* Requirement: Compute the number of lines in the following data that include the word "rescripsit", and output that number alone.
Extracted data Block Start
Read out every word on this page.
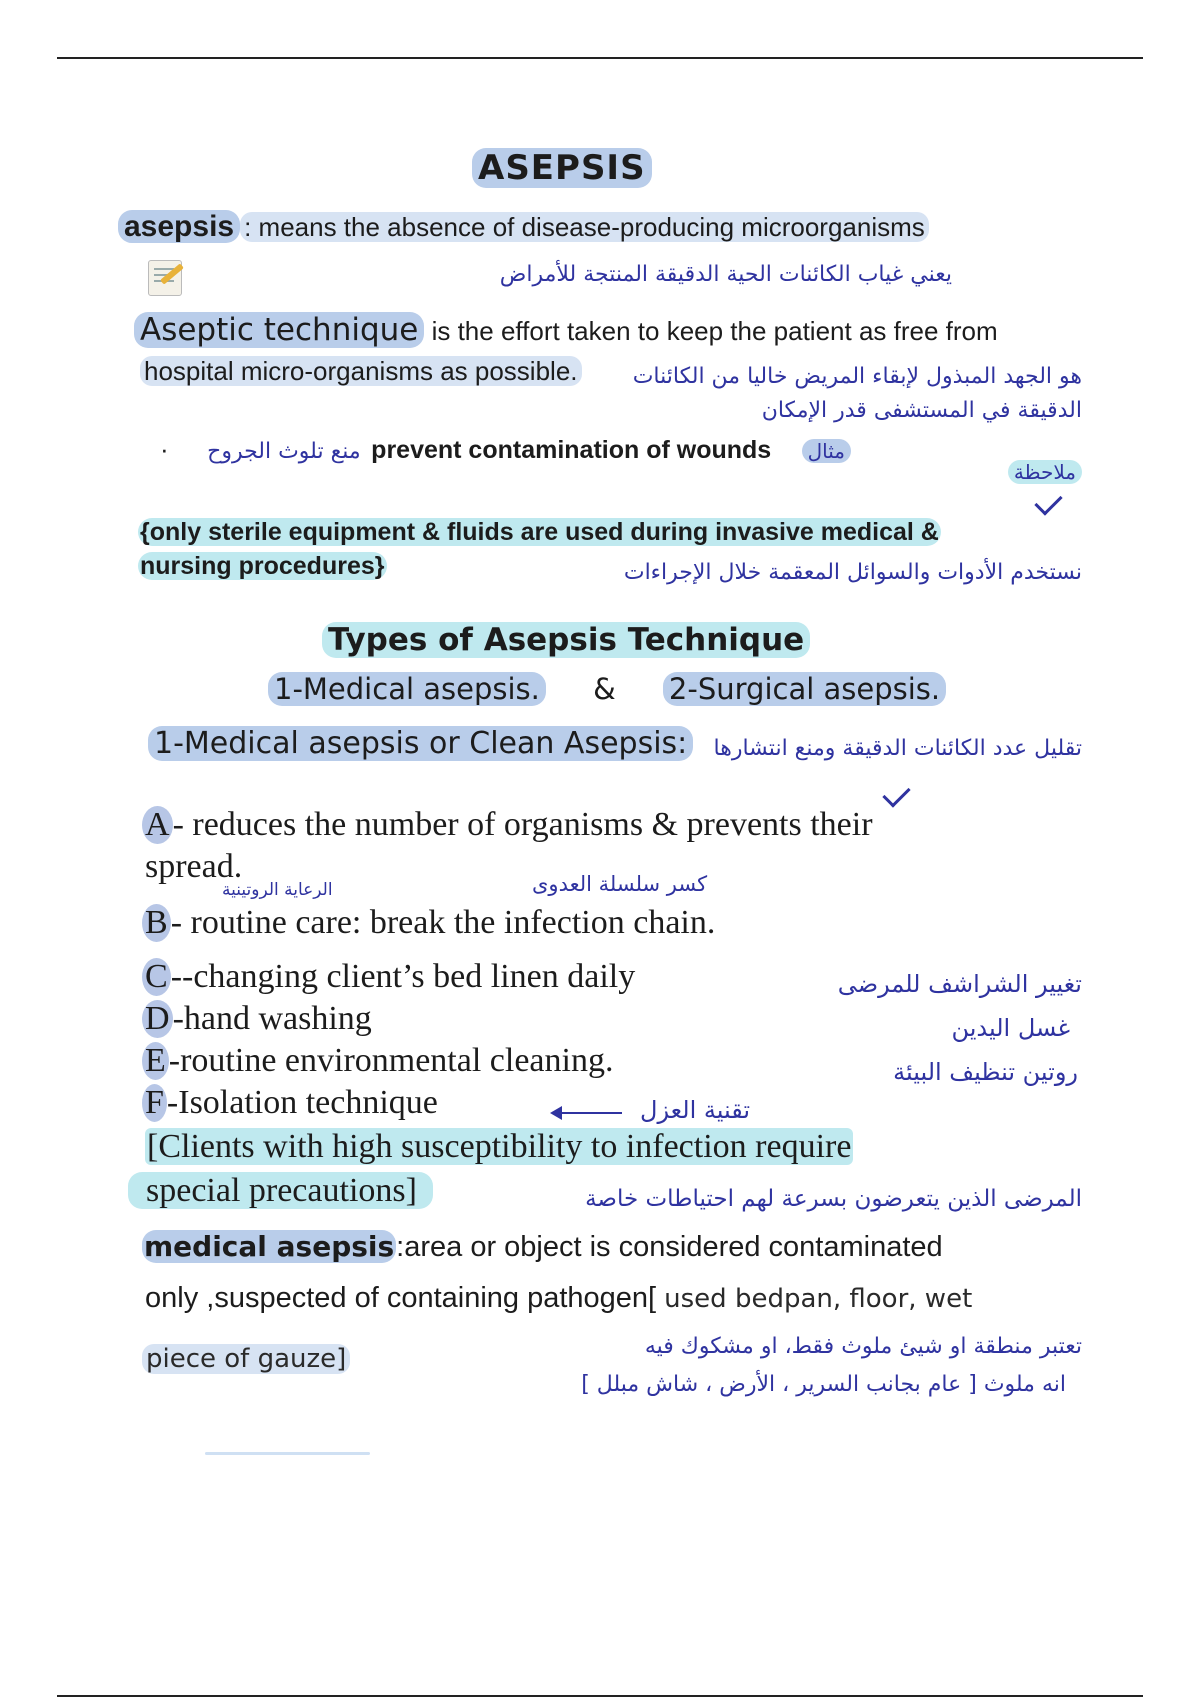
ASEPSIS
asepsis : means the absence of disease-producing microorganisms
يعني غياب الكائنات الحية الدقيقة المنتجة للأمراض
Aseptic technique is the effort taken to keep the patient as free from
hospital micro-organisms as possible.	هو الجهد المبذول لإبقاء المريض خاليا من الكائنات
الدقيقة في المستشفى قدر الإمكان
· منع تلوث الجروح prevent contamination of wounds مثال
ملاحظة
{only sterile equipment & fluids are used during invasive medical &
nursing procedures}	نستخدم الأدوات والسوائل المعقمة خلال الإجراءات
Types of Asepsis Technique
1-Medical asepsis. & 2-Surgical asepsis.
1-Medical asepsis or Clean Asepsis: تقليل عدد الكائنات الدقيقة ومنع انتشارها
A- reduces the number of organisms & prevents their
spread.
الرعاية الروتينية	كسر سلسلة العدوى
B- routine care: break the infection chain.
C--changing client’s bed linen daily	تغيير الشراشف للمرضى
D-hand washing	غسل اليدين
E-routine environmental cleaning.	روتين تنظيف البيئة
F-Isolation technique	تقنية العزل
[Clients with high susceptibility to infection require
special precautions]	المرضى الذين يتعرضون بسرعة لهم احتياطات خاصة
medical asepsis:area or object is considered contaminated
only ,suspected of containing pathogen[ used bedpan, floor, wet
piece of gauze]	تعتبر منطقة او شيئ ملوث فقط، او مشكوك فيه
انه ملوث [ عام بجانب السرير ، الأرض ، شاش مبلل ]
Extracted data Block End
Extracted data Block Start
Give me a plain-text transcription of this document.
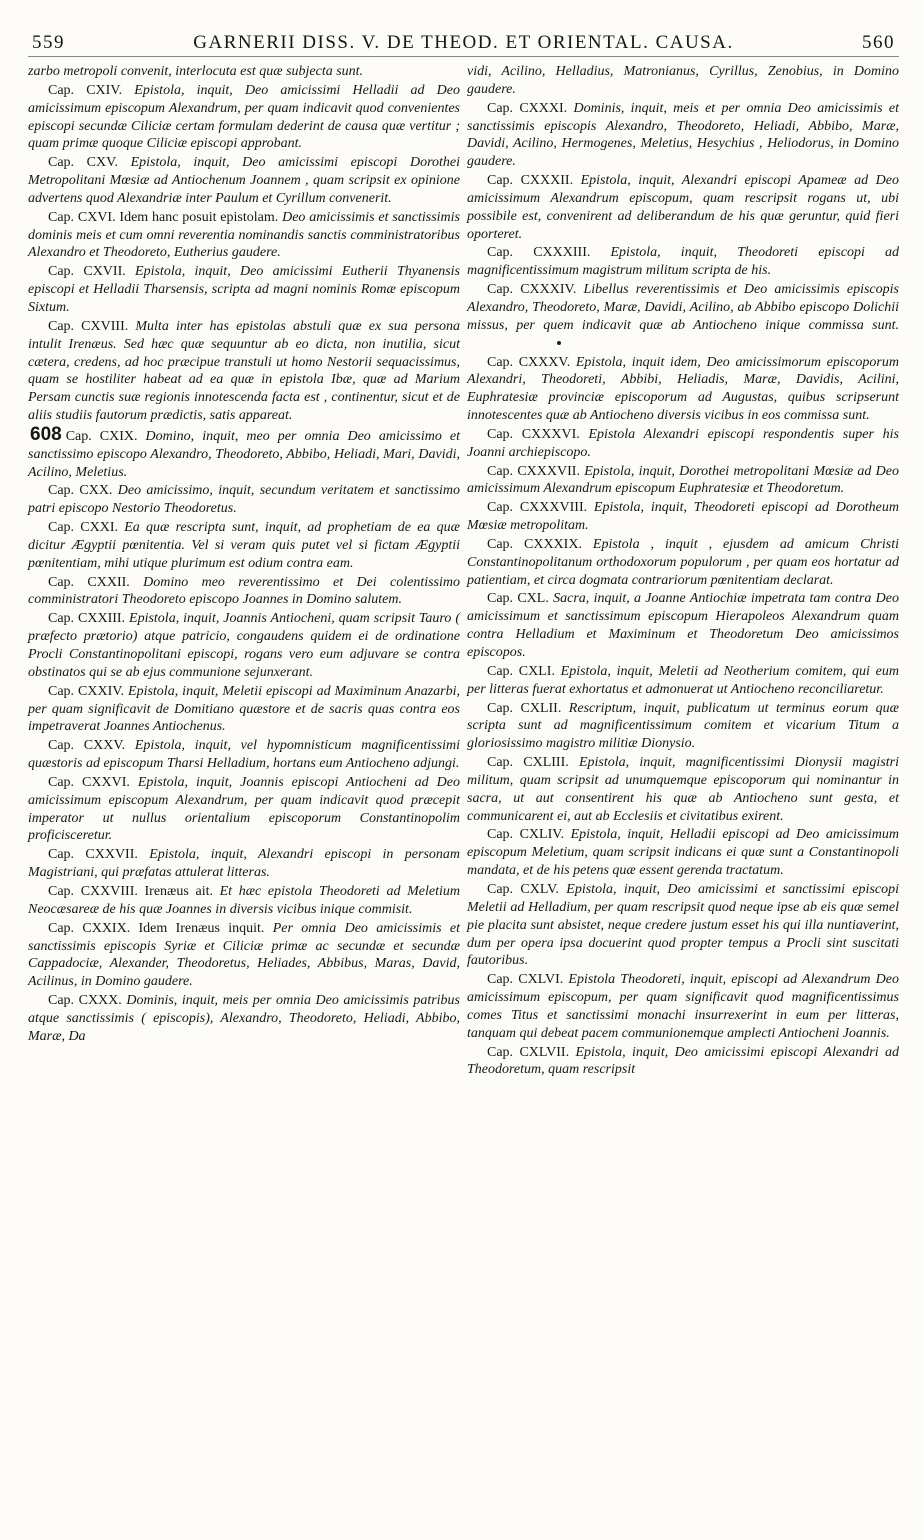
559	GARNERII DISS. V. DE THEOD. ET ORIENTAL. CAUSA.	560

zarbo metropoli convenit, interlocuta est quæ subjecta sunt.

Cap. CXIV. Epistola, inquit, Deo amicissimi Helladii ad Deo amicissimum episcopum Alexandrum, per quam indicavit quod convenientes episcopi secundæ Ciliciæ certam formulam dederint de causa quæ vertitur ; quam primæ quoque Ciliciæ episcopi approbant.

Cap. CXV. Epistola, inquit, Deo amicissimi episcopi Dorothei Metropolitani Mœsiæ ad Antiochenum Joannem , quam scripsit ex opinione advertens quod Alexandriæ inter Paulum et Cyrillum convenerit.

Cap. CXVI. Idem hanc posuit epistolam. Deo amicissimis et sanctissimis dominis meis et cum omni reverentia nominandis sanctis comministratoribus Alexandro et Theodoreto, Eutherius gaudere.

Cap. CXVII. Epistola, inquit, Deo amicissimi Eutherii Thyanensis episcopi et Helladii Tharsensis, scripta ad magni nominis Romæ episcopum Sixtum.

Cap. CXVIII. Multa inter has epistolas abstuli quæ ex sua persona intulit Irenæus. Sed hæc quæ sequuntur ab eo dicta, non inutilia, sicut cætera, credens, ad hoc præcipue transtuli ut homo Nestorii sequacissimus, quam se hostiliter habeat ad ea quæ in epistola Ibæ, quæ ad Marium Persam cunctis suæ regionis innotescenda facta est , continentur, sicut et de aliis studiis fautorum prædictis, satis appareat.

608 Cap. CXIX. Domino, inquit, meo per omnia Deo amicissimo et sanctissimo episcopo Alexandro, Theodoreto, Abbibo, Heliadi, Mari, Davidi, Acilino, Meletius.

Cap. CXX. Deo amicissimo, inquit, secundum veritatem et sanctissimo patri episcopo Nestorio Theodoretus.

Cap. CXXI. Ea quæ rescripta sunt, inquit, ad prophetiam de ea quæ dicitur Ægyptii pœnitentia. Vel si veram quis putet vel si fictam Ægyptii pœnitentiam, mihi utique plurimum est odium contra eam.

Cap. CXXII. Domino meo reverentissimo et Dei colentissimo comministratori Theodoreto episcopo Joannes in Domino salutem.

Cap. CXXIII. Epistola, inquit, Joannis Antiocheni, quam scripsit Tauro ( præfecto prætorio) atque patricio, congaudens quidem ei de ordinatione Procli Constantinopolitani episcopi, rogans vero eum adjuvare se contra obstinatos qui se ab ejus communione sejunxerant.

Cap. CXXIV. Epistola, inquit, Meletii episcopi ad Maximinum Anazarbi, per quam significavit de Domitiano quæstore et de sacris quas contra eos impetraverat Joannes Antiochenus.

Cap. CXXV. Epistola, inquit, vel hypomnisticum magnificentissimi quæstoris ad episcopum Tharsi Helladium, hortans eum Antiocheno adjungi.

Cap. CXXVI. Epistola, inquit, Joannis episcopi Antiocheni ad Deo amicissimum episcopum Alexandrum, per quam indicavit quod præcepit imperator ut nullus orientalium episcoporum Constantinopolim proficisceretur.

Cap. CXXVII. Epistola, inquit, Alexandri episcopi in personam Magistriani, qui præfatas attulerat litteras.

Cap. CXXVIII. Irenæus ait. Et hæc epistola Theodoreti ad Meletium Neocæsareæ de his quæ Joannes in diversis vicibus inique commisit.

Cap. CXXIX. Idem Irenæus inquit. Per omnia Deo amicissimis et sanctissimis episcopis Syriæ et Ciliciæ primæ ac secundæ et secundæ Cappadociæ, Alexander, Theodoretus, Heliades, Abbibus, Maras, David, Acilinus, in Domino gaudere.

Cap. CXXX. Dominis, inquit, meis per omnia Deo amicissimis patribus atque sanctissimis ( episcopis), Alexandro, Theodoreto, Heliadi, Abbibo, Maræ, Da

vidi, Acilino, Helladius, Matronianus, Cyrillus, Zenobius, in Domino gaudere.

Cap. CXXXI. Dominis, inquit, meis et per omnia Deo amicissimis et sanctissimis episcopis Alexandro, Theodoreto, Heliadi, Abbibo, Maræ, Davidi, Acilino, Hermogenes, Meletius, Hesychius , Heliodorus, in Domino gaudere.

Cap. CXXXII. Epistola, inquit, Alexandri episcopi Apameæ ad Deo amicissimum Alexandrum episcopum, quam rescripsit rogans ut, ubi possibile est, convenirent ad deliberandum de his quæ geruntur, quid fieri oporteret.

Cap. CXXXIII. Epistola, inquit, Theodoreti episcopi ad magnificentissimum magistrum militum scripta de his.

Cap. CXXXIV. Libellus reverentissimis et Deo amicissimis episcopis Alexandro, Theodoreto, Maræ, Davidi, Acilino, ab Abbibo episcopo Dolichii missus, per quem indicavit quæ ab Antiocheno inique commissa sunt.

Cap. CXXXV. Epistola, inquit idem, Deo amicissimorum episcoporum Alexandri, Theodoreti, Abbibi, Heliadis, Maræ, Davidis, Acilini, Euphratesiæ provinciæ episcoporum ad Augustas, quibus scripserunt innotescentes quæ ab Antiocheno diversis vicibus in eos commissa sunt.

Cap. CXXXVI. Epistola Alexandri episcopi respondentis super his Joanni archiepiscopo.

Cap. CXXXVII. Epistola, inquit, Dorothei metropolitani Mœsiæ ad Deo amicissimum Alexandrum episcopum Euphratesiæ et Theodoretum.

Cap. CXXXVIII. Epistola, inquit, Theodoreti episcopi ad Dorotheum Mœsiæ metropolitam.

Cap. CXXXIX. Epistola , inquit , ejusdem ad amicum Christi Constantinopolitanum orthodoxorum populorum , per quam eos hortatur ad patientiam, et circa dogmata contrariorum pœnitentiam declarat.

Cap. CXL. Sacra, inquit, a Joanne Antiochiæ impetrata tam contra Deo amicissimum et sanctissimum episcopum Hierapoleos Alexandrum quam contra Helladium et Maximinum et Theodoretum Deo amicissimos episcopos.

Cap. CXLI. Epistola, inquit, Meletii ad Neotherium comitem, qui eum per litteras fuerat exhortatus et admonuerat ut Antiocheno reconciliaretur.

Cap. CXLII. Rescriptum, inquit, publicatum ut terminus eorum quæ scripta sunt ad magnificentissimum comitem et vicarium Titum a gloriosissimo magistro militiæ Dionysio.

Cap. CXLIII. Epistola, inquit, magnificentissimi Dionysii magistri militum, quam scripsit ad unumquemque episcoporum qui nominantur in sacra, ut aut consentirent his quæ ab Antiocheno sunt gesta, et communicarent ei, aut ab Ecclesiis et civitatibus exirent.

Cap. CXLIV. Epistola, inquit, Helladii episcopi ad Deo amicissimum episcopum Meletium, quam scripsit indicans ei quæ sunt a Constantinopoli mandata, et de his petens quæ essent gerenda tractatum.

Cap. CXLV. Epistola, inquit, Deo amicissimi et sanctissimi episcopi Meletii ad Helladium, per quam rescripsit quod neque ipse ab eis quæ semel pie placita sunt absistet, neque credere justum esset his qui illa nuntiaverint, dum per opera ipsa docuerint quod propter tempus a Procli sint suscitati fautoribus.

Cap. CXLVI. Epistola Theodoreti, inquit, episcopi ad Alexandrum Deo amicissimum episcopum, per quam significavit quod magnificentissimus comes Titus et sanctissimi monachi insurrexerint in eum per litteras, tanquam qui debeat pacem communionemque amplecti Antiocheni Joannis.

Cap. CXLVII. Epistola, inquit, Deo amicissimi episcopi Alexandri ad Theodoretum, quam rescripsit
Extracted data Block End
Extracted data Block Start
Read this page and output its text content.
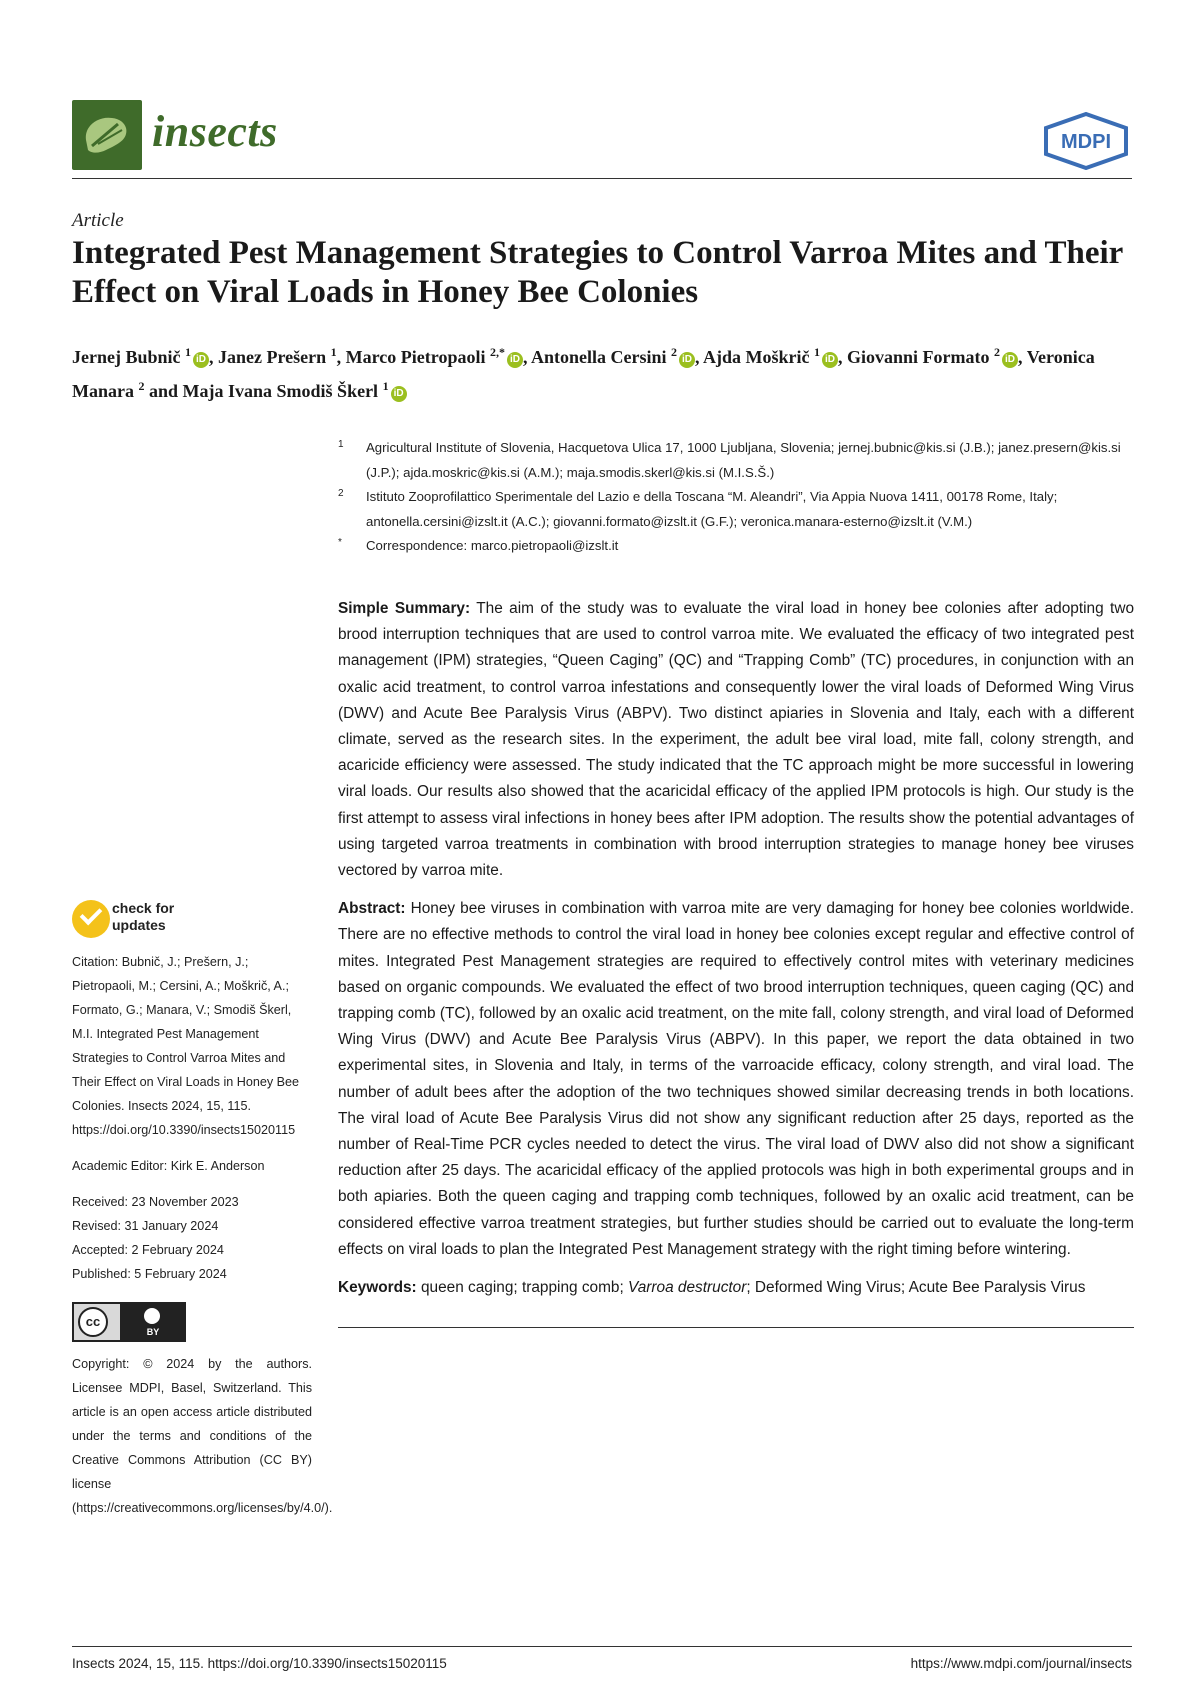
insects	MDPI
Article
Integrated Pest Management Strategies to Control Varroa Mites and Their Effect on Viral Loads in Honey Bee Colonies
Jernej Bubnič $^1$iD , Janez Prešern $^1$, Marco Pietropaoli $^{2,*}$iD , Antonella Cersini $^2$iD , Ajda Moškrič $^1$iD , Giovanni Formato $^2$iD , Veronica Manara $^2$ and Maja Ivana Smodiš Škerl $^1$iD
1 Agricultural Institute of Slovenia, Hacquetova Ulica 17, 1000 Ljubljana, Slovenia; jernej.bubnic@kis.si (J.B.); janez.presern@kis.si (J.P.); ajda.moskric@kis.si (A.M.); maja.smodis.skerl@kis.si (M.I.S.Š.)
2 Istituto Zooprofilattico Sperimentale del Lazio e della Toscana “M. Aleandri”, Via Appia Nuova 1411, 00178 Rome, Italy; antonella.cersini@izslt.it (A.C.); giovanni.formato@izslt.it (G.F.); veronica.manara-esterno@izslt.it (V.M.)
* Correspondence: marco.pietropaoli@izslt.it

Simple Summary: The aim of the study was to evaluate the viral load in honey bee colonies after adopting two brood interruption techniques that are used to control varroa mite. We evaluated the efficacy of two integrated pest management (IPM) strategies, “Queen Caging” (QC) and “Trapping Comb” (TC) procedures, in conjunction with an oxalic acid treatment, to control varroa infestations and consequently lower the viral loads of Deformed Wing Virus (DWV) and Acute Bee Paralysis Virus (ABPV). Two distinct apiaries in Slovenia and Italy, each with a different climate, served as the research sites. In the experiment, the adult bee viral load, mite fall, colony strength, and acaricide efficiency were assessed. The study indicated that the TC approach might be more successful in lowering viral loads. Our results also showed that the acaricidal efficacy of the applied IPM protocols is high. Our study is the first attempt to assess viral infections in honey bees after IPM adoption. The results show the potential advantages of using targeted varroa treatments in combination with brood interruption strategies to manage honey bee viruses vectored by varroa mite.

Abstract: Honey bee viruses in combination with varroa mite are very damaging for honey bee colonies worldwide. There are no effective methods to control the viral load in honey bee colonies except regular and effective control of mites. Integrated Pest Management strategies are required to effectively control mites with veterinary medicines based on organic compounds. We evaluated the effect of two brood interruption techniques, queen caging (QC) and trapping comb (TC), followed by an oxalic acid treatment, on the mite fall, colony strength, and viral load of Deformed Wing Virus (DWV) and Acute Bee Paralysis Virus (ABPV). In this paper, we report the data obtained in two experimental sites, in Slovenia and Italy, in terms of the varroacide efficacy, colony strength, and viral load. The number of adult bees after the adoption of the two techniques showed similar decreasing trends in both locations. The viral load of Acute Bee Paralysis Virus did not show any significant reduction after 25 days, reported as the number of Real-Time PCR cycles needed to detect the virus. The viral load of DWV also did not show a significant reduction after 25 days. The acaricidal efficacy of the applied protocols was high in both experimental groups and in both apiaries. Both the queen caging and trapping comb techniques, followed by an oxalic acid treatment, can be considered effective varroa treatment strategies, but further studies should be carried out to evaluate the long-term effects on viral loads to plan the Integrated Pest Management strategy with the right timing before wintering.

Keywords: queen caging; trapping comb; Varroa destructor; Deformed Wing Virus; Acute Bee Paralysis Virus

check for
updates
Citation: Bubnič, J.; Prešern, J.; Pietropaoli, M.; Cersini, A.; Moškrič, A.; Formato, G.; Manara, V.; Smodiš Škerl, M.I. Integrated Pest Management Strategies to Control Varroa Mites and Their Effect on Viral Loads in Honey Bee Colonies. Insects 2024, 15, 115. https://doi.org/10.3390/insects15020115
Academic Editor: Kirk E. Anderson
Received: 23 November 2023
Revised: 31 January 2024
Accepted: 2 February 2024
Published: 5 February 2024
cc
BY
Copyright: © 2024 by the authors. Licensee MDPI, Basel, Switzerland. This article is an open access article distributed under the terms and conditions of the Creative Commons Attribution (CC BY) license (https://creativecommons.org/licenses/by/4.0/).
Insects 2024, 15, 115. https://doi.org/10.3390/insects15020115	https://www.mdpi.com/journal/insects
Extracted data Block End
* Result of the exercise: 3